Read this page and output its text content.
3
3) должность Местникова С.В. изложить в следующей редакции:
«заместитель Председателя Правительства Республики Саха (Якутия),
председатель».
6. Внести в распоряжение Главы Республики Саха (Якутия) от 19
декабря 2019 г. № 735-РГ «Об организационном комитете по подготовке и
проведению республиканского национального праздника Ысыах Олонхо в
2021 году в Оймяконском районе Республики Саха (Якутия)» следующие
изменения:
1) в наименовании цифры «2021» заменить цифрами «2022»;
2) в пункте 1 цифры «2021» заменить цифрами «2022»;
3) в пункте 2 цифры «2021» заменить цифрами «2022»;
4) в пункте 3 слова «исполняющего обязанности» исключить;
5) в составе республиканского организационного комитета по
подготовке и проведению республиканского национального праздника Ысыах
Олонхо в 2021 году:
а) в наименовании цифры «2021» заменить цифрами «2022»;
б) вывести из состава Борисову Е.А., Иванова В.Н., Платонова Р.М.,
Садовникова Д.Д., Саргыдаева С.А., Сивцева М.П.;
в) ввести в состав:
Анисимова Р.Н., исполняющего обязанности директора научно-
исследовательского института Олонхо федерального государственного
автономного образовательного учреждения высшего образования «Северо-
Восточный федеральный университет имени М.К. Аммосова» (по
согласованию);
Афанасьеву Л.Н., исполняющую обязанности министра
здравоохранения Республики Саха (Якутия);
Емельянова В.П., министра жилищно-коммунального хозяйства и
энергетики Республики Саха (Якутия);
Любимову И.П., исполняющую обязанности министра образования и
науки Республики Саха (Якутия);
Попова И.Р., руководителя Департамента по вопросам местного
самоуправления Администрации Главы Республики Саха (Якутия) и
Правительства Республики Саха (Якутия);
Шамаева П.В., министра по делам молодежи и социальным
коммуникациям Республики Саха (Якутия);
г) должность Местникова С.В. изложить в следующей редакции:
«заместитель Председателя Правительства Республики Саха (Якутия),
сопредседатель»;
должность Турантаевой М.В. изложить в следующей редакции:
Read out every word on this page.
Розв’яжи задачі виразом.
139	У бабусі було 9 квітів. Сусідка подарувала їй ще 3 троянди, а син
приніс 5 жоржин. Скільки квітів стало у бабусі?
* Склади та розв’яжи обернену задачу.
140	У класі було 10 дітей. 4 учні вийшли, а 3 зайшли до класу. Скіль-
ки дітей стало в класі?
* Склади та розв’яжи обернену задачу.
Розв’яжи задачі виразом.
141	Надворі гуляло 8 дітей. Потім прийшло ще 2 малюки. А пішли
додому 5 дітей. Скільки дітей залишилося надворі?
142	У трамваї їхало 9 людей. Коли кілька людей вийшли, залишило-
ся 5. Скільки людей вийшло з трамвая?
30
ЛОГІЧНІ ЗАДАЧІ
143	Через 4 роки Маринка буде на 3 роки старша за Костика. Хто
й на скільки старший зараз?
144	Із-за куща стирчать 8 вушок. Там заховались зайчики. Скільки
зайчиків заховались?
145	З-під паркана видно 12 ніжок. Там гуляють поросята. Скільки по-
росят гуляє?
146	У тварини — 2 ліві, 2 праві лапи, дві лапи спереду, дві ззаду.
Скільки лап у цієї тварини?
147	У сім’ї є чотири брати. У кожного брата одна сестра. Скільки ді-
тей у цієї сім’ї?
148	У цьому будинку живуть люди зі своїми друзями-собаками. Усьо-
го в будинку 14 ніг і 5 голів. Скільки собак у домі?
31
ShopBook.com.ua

+ + +

Lines containing the word "Read" are to be tallied; report only the total.

§ **Complete output**: 2